Set task:
From the entries that follow, gather each line holding the word "color".

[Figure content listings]
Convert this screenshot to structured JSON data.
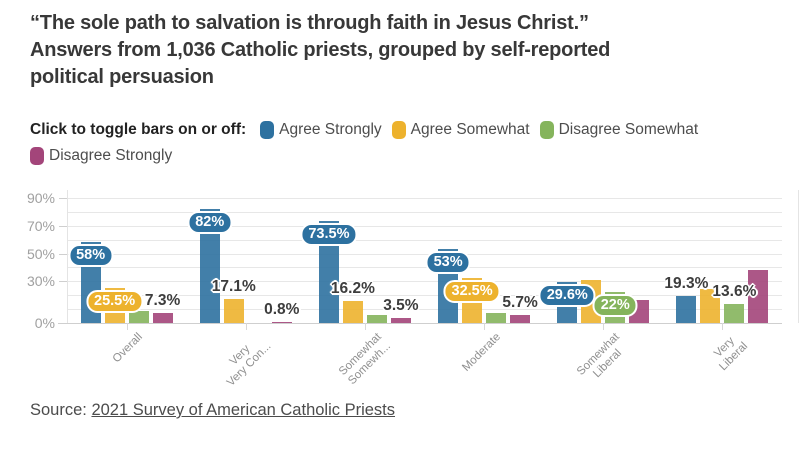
{
  "header": {
    "title_lines": [
      "“The sole path to salvation is through faith in Jesus Christ.”",
      "Answers from 1,036 Catholic priests, grouped by self-reported",
      "political persuasion"
    ]
  },
  "legend": {
    "intro": "Click to toggle bars on or off:",
    "items": [
      {
        "label": "Agree Strongly",
        "color": "#2d71a0"
      },
      {
        "label": "Agree Somewhat",
        "color": "#edb22d"
      },
      {
        "label": "Disagree Somewhat",
        "color": "#85b45c"
      },
      {
        "label": "Disagree Strongly",
        "color": "#a3457a"
      }
    ]
  },
  "chart_data": {
    "type": "bar",
    "title": "“The sole path to salvation is through faith in Jesus Christ.” Answers from 1,036 Catholic priests, grouped by self-reported political persuasion",
    "categories_display": [
      {
        "lines": [
          "Overall"
        ]
      },
      {
        "lines": [
          "Very",
          "Very Con..."
        ]
      },
      {
        "lines": [
          "Somewhat",
          "Somewh..."
        ]
      },
      {
        "lines": [
          "Moderate"
        ]
      },
      {
        "lines": [
          "Somewhat",
          "Liberal"
        ]
      },
      {
        "lines": [
          "Very",
          "Liberal"
        ]
      }
    ],
    "series": [
      {
        "name": "Agree Strongly",
        "color": "#2d71a0",
        "values": [
          58,
          82,
          73.5,
          53,
          29.6,
          19.3
        ],
        "labels": [
          "58%",
          "82%",
          "73.5%",
          "53%",
          "29.6%",
          "19.3%"
        ],
        "label_styles": [
          "bubble",
          "bubble",
          "bubble",
          "bubble",
          "bubble",
          "plain"
        ]
      },
      {
        "name": "Agree Somewhat",
        "color": "#edb22d",
        "values": [
          25.5,
          17.1,
          16.2,
          32.5,
          31,
          24.5
        ],
        "labels": [
          "25.5%",
          "17.1%",
          "16.2%",
          "32.5%",
          null,
          null
        ],
        "label_styles": [
          "bubble",
          "plain",
          "plain",
          "bubble",
          null,
          null
        ]
      },
      {
        "name": "Disagree Somewhat",
        "color": "#85b45c",
        "values": [
          9,
          0,
          6,
          7.5,
          22,
          13.6
        ],
        "labels": [
          null,
          null,
          null,
          null,
          "22%",
          "13.6%"
        ],
        "label_styles": [
          null,
          null,
          null,
          null,
          "bubble",
          "plain"
        ]
      },
      {
        "name": "Disagree Strongly",
        "color": "#a3457a",
        "values": [
          7.3,
          0.8,
          3.5,
          5.7,
          16.5,
          38.5
        ],
        "labels": [
          "7.3%",
          "0.8%",
          "3.5%",
          "5.7%",
          null,
          null
        ],
        "label_styles": [
          "plain",
          "plain",
          "plain",
          "plain",
          null,
          null
        ]
      }
    ],
    "y_axis": {
      "max": 90,
      "grid_step": 10,
      "labeled_ticks": [
        {
          "value": 90,
          "label": "90%"
        },
        {
          "value": 70,
          "label": "70%"
        },
        {
          "value": 50,
          "label": "50%"
        },
        {
          "value": 30,
          "label": "30%"
        },
        {
          "value": 0,
          "label": "0%"
        }
      ]
    },
    "grid": "horizontal",
    "legend_position": "top"
  },
  "source": {
    "prefix": "Source: ",
    "link_text": "2021 Survey of American Catholic Priests"
  }
}
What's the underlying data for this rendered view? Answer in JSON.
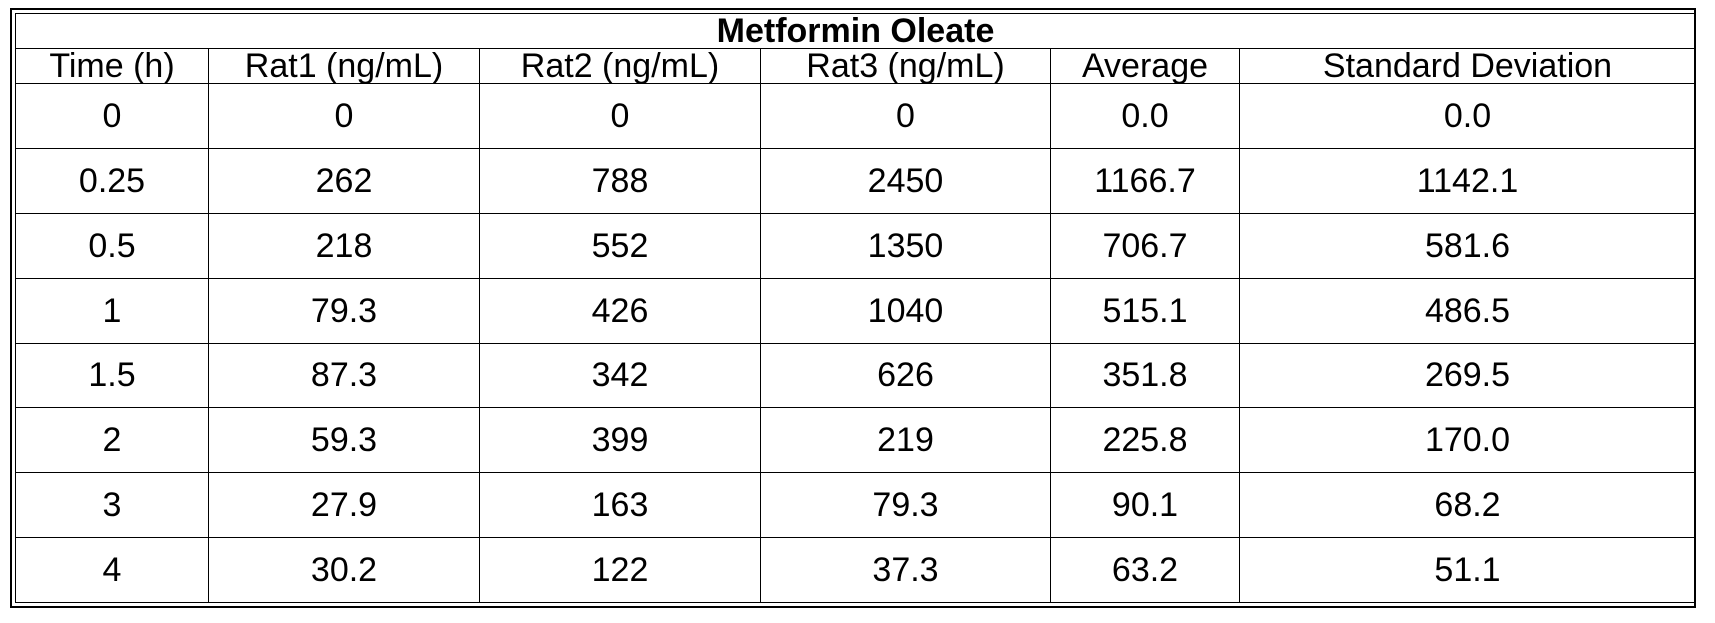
{
  "table": {
    "title": "Metformin Oleate",
    "headers": [
      "Time (h)",
      "Rat1 (ng/mL)",
      "Rat2 (ng/mL)",
      "Rat3 (ng/mL)",
      "Average",
      "Standard Deviation"
    ],
    "rows": [
      [
        "0",
        "0",
        "0",
        "0",
        "0.0",
        "0.0"
      ],
      [
        "0.25",
        "262",
        "788",
        "2450",
        "1166.7",
        "1142.1"
      ],
      [
        "0.5",
        "218",
        "552",
        "1350",
        "706.7",
        "581.6"
      ],
      [
        "1",
        "79.3",
        "426",
        "1040",
        "515.1",
        "486.5"
      ],
      [
        "1.5",
        "87.3",
        "342",
        "626",
        "351.8",
        "269.5"
      ],
      [
        "2",
        "59.3",
        "399",
        "219",
        "225.8",
        "170.0"
      ],
      [
        "3",
        "27.9",
        "163",
        "79.3",
        "90.1",
        "68.2"
      ],
      [
        "4",
        "30.2",
        "122",
        "37.3",
        "63.2",
        "51.1"
      ]
    ]
  }
}
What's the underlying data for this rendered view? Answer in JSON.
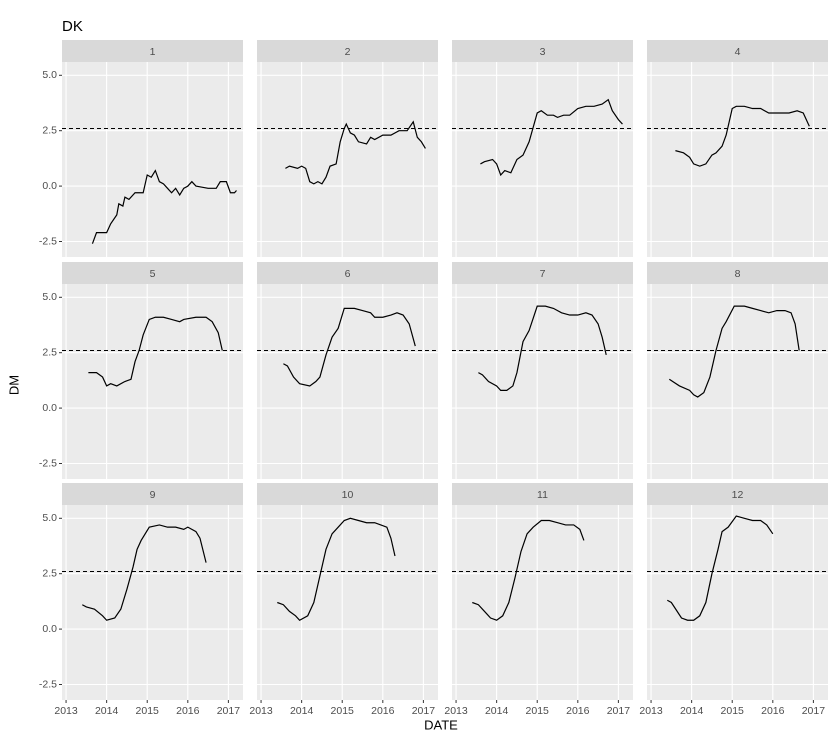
{
  "chart_data": {
    "type": "line",
    "title": "DK",
    "xlabel": "DATE",
    "ylabel": "DM",
    "color": "#000000",
    "xlim": [
      2012.9,
      2017.36
    ],
    "ylim": [
      -3.2,
      5.6
    ],
    "xticks": [
      2013,
      2014,
      2015,
      2016,
      2017
    ],
    "yticks": [
      {
        "value": -2.5,
        "label": "-2.5"
      },
      {
        "value": 0,
        "label": "0.0"
      },
      2.5,
      {
        "value": 5,
        "label": "5.0"
      }
    ],
    "hline": 2.6,
    "panels": [
      {
        "name": "1",
        "x": [
          2013.65,
          2013.75,
          2014.0,
          2014.1,
          2014.25,
          2014.3,
          2014.4,
          2014.45,
          2014.55,
          2014.7,
          2014.9,
          2015.0,
          2015.1,
          2015.2,
          2015.3,
          2015.4,
          2015.5,
          2015.6,
          2015.7,
          2015.8,
          2015.9,
          2016.0,
          2016.1,
          2016.2,
          2016.5,
          2016.7,
          2016.8,
          2016.95,
          2017.05,
          2017.15,
          2017.2
        ],
        "values": [
          -2.6,
          -2.1,
          -2.1,
          -1.7,
          -1.3,
          -0.8,
          -0.9,
          -0.5,
          -0.6,
          -0.3,
          -0.3,
          0.5,
          0.4,
          0.7,
          0.2,
          0.1,
          -0.1,
          -0.3,
          -0.1,
          -0.4,
          -0.1,
          0.0,
          0.2,
          0.0,
          -0.1,
          -0.1,
          0.2,
          0.2,
          -0.3,
          -0.3,
          -0.2
        ]
      },
      {
        "name": "2",
        "x": [
          2013.6,
          2013.7,
          2013.9,
          2014.0,
          2014.1,
          2014.2,
          2014.3,
          2014.4,
          2014.5,
          2014.6,
          2014.7,
          2014.85,
          2014.95,
          2015.05,
          2015.1,
          2015.2,
          2015.3,
          2015.4,
          2015.6,
          2015.7,
          2015.8,
          2016.0,
          2016.2,
          2016.4,
          2016.6,
          2016.75,
          2016.85,
          2016.95,
          2017.05
        ],
        "values": [
          0.8,
          0.9,
          0.8,
          0.9,
          0.8,
          0.2,
          0.1,
          0.2,
          0.1,
          0.4,
          0.9,
          1.0,
          2.0,
          2.6,
          2.8,
          2.4,
          2.3,
          2.0,
          1.9,
          2.2,
          2.1,
          2.3,
          2.3,
          2.5,
          2.5,
          2.9,
          2.2,
          2.0,
          1.7
        ]
      },
      {
        "name": "3",
        "x": [
          2013.6,
          2013.7,
          2013.9,
          2014.0,
          2014.1,
          2014.2,
          2014.35,
          2014.5,
          2014.65,
          2014.8,
          2015.0,
          2015.1,
          2015.25,
          2015.4,
          2015.5,
          2015.65,
          2015.8,
          2016.0,
          2016.2,
          2016.4,
          2016.6,
          2016.75,
          2016.85,
          2017.0,
          2017.1
        ],
        "values": [
          1.0,
          1.1,
          1.2,
          1.0,
          0.5,
          0.7,
          0.6,
          1.2,
          1.4,
          2.0,
          3.3,
          3.4,
          3.2,
          3.2,
          3.1,
          3.2,
          3.2,
          3.5,
          3.6,
          3.6,
          3.7,
          3.9,
          3.4,
          3.0,
          2.8
        ]
      },
      {
        "name": "4",
        "x": [
          2013.6,
          2013.8,
          2013.95,
          2014.05,
          2014.2,
          2014.35,
          2014.5,
          2014.6,
          2014.75,
          2014.85,
          2015.0,
          2015.1,
          2015.3,
          2015.5,
          2015.7,
          2015.9,
          2016.1,
          2016.4,
          2016.6,
          2016.75,
          2016.9
        ],
        "values": [
          1.6,
          1.5,
          1.3,
          1.0,
          0.9,
          1.0,
          1.4,
          1.5,
          1.8,
          2.3,
          3.5,
          3.6,
          3.6,
          3.5,
          3.5,
          3.3,
          3.3,
          3.3,
          3.4,
          3.3,
          2.7
        ]
      },
      {
        "name": "5",
        "x": [
          2013.55,
          2013.75,
          2013.9,
          2014.0,
          2014.1,
          2014.25,
          2014.45,
          2014.6,
          2014.7,
          2014.8,
          2014.9,
          2015.05,
          2015.2,
          2015.4,
          2015.6,
          2015.8,
          2015.9,
          2016.2,
          2016.45,
          2016.6,
          2016.75,
          2016.85
        ],
        "values": [
          1.6,
          1.6,
          1.4,
          1.0,
          1.1,
          1.0,
          1.2,
          1.3,
          2.1,
          2.6,
          3.3,
          4.0,
          4.1,
          4.1,
          4.0,
          3.9,
          4.0,
          4.1,
          4.1,
          3.9,
          3.4,
          2.6
        ]
      },
      {
        "name": "6",
        "x": [
          2013.55,
          2013.65,
          2013.8,
          2013.95,
          2014.2,
          2014.35,
          2014.45,
          2014.6,
          2014.75,
          2014.9,
          2015.05,
          2015.3,
          2015.5,
          2015.7,
          2015.8,
          2016.0,
          2016.2,
          2016.35,
          2016.5,
          2016.65,
          2016.8
        ],
        "values": [
          2.0,
          1.9,
          1.4,
          1.1,
          1.0,
          1.2,
          1.4,
          2.4,
          3.2,
          3.6,
          4.5,
          4.5,
          4.4,
          4.3,
          4.1,
          4.1,
          4.2,
          4.3,
          4.2,
          3.8,
          2.8
        ]
      },
      {
        "name": "7",
        "x": [
          2013.55,
          2013.65,
          2013.8,
          2014.0,
          2014.1,
          2014.25,
          2014.4,
          2014.5,
          2014.65,
          2014.8,
          2015.0,
          2015.2,
          2015.4,
          2015.6,
          2015.8,
          2016.0,
          2016.2,
          2016.35,
          2016.5,
          2016.6,
          2016.7
        ],
        "values": [
          1.6,
          1.5,
          1.2,
          1.0,
          0.8,
          0.8,
          1.0,
          1.6,
          3.0,
          3.5,
          4.6,
          4.6,
          4.5,
          4.3,
          4.2,
          4.2,
          4.3,
          4.2,
          3.8,
          3.2,
          2.4
        ]
      },
      {
        "name": "8",
        "x": [
          2013.45,
          2013.7,
          2013.95,
          2014.05,
          2014.15,
          2014.3,
          2014.45,
          2014.6,
          2014.75,
          2014.85,
          2015.05,
          2015.3,
          2015.5,
          2015.7,
          2015.9,
          2016.1,
          2016.3,
          2016.45,
          2016.55,
          2016.65
        ],
        "values": [
          1.3,
          1.0,
          0.8,
          0.6,
          0.5,
          0.7,
          1.4,
          2.6,
          3.6,
          3.9,
          4.6,
          4.6,
          4.5,
          4.4,
          4.3,
          4.4,
          4.4,
          4.3,
          3.8,
          2.6
        ]
      },
      {
        "name": "9",
        "x": [
          2013.4,
          2013.5,
          2013.7,
          2013.9,
          2014.0,
          2014.2,
          2014.35,
          2014.5,
          2014.65,
          2014.75,
          2014.85,
          2015.05,
          2015.3,
          2015.5,
          2015.7,
          2015.9,
          2016.0,
          2016.2,
          2016.3,
          2016.45
        ],
        "values": [
          1.1,
          1.0,
          0.9,
          0.6,
          0.4,
          0.5,
          0.9,
          1.8,
          2.8,
          3.6,
          4.0,
          4.6,
          4.7,
          4.6,
          4.6,
          4.5,
          4.6,
          4.4,
          4.1,
          3.0
        ]
      },
      {
        "name": "10",
        "x": [
          2013.4,
          2013.55,
          2013.7,
          2013.85,
          2013.95,
          2014.15,
          2014.3,
          2014.45,
          2014.6,
          2014.75,
          2014.9,
          2015.05,
          2015.2,
          2015.4,
          2015.6,
          2015.8,
          2015.95,
          2016.1,
          2016.2,
          2016.3
        ],
        "values": [
          1.2,
          1.1,
          0.8,
          0.6,
          0.4,
          0.6,
          1.2,
          2.4,
          3.6,
          4.3,
          4.6,
          4.9,
          5.0,
          4.9,
          4.8,
          4.8,
          4.7,
          4.6,
          4.1,
          3.3
        ]
      },
      {
        "name": "11",
        "x": [
          2013.4,
          2013.55,
          2013.75,
          2013.85,
          2014.0,
          2014.15,
          2014.3,
          2014.45,
          2014.6,
          2014.75,
          2014.9,
          2015.1,
          2015.3,
          2015.5,
          2015.7,
          2015.9,
          2016.05,
          2016.15
        ],
        "values": [
          1.2,
          1.1,
          0.7,
          0.5,
          0.4,
          0.6,
          1.2,
          2.3,
          3.5,
          4.3,
          4.6,
          4.9,
          4.9,
          4.8,
          4.7,
          4.7,
          4.5,
          4.0
        ]
      },
      {
        "name": "12",
        "x": [
          2013.4,
          2013.5,
          2013.75,
          2013.9,
          2014.05,
          2014.2,
          2014.35,
          2014.5,
          2014.65,
          2014.75,
          2014.9,
          2015.1,
          2015.3,
          2015.5,
          2015.7,
          2015.85,
          2016.0
        ],
        "values": [
          1.3,
          1.2,
          0.5,
          0.4,
          0.4,
          0.6,
          1.2,
          2.5,
          3.6,
          4.4,
          4.6,
          5.1,
          5.0,
          4.9,
          4.9,
          4.7,
          4.3
        ]
      }
    ]
  }
}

Solution:
        "color": "#2d71a0"
        "color": "#edb22d"
        "color": "#85b45c"
        "color": "#a3457a"
        "color": "#2d71a0",
        "color": "#edb22d",
        "color": "#85b45c",
        "color": "#a3457a",
    "color": "#000000",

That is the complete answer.